→ **GIVEN INSTRUCTION**
Check each line of the listing for the string "карточку", count the lines that have it, and answer with that number only.
╭─ MATERIAL FOR THE TASK
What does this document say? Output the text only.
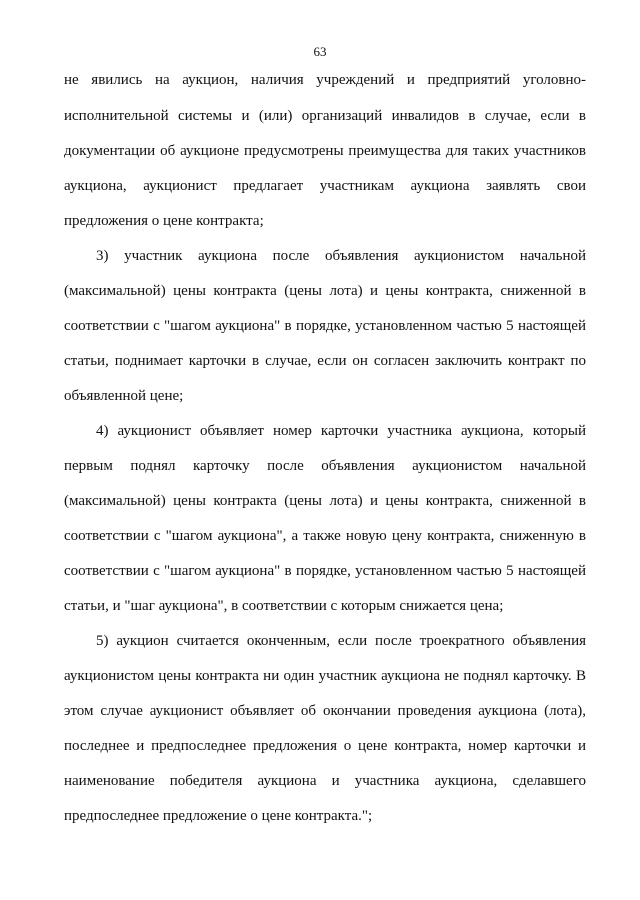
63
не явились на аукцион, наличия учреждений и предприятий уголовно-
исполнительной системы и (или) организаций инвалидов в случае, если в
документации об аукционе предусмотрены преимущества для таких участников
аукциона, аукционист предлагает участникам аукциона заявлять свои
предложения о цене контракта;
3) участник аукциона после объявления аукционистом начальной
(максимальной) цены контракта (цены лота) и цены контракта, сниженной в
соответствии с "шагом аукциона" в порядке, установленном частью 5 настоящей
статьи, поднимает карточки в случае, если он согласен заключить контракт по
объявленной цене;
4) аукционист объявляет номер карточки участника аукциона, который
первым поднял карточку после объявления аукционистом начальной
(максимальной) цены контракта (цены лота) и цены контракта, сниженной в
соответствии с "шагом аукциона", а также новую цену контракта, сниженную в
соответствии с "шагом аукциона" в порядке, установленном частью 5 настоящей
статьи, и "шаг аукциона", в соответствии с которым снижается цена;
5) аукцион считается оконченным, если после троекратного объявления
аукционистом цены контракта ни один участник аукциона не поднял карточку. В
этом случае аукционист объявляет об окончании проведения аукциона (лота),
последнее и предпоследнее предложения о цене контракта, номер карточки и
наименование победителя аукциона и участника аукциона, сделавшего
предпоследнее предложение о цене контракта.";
╰─
╭─ MATERIAL FOR THE TASK
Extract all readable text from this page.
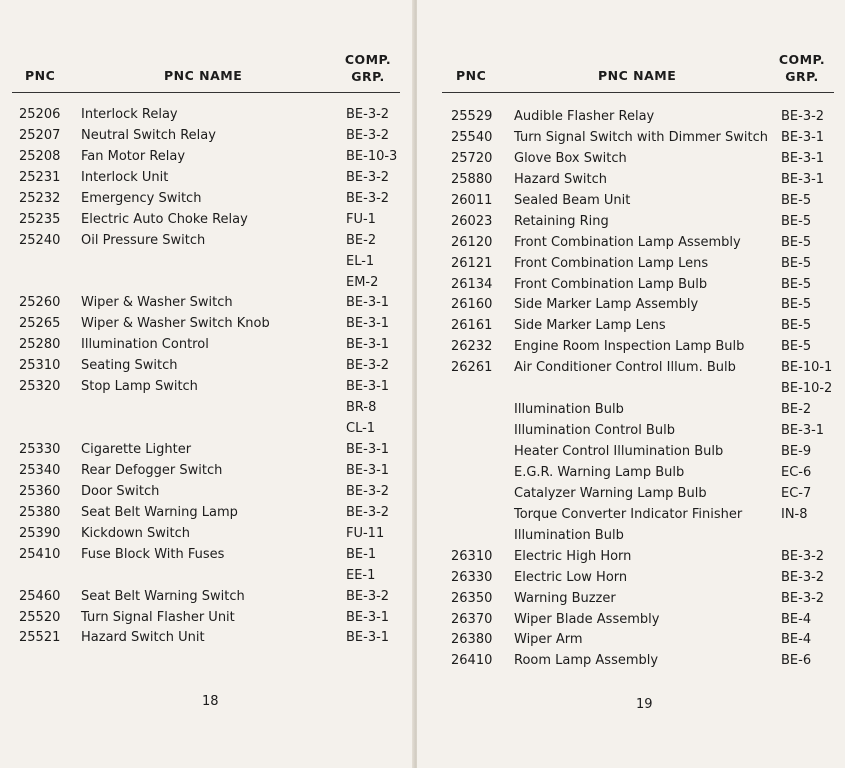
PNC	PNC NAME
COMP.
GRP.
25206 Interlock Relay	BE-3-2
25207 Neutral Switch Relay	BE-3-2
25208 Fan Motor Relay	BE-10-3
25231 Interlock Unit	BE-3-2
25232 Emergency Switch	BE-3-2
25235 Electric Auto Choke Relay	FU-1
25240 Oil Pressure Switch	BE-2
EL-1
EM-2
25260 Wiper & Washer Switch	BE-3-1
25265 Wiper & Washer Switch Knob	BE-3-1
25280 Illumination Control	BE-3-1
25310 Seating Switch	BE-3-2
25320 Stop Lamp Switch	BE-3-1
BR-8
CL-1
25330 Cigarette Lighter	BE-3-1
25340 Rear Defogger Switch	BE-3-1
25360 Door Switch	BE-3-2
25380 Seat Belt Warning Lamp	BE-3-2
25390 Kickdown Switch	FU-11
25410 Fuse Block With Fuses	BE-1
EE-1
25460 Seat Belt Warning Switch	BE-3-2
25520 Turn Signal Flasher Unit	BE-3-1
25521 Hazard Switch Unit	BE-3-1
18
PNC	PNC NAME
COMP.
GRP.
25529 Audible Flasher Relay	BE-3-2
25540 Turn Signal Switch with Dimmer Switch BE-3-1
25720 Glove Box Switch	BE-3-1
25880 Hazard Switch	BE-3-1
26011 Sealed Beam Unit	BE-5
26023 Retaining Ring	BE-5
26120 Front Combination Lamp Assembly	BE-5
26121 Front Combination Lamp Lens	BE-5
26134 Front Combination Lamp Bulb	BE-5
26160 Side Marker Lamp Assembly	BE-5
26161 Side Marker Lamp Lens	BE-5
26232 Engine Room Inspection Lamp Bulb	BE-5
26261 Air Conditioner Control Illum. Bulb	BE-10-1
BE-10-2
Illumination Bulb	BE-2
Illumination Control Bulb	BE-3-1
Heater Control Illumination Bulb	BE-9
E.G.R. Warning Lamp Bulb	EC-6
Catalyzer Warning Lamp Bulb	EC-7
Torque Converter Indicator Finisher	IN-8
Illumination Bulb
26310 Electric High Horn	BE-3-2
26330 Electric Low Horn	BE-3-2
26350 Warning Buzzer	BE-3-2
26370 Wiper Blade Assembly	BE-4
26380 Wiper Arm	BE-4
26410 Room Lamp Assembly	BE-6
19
╰─
→ **TASK RESULT**
2